- Your instructions:
Copy out all the lines where "emoji" shows up.

+ + + + + + +

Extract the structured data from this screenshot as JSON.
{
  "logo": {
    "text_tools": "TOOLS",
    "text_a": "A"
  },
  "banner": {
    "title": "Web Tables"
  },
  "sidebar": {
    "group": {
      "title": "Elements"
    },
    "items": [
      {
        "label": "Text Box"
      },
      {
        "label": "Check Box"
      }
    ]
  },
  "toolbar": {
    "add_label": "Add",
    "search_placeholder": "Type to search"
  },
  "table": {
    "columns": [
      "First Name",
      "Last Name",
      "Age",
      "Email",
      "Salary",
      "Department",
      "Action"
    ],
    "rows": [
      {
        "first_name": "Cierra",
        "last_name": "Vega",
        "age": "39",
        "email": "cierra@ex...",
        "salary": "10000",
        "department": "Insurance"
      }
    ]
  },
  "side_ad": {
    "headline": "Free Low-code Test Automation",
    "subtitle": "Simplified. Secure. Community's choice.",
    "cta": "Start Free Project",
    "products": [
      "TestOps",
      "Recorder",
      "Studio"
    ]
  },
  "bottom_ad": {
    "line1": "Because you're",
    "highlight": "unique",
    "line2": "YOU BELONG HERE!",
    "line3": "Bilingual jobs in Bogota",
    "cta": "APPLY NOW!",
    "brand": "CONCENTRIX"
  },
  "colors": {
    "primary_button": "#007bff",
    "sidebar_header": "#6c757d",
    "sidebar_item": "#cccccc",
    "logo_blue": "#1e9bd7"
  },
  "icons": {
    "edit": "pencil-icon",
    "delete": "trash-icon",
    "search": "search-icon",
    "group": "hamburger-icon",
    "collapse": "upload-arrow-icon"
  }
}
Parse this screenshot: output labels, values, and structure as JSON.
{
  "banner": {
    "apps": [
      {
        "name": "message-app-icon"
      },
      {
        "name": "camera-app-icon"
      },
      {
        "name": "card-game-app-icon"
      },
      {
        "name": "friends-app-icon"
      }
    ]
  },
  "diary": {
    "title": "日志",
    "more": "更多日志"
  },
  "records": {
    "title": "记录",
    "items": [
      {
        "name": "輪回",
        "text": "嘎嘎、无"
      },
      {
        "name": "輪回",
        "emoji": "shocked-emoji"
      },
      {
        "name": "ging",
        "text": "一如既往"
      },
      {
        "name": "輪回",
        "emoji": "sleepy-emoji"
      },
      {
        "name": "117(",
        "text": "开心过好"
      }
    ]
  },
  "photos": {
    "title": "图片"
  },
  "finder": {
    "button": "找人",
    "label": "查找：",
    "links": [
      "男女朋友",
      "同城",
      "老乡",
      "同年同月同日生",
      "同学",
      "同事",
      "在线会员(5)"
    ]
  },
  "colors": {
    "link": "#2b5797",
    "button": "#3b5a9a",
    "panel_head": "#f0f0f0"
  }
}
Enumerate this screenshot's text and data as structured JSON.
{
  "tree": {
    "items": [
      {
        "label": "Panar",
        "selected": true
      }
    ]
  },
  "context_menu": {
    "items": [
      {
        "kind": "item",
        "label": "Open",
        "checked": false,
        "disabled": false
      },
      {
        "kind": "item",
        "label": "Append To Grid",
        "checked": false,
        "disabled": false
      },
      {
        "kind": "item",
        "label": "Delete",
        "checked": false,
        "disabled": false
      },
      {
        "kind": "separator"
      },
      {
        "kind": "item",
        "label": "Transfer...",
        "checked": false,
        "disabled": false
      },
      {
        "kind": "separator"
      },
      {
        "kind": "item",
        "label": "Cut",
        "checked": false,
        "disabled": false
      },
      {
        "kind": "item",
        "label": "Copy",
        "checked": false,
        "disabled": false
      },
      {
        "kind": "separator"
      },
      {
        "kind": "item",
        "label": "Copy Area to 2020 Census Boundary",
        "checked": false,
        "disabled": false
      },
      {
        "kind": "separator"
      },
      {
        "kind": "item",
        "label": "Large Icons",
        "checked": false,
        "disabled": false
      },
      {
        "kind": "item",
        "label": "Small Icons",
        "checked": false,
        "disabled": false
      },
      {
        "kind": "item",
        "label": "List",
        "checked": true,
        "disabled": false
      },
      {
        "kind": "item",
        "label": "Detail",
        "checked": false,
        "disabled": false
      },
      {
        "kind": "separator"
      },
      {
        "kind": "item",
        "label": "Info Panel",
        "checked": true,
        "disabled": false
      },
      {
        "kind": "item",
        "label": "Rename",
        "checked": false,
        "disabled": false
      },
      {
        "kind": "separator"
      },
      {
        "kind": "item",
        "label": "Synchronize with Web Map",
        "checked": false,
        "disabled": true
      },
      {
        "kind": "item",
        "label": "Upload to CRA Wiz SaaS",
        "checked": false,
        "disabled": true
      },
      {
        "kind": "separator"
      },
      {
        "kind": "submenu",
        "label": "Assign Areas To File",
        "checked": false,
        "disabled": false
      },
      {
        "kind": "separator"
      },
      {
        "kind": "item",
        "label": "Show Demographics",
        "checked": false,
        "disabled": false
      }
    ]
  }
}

+ + + + + + +

- The response:
        "emoji": "shocked-emoji"
        "emoji": "sleepy-emoji"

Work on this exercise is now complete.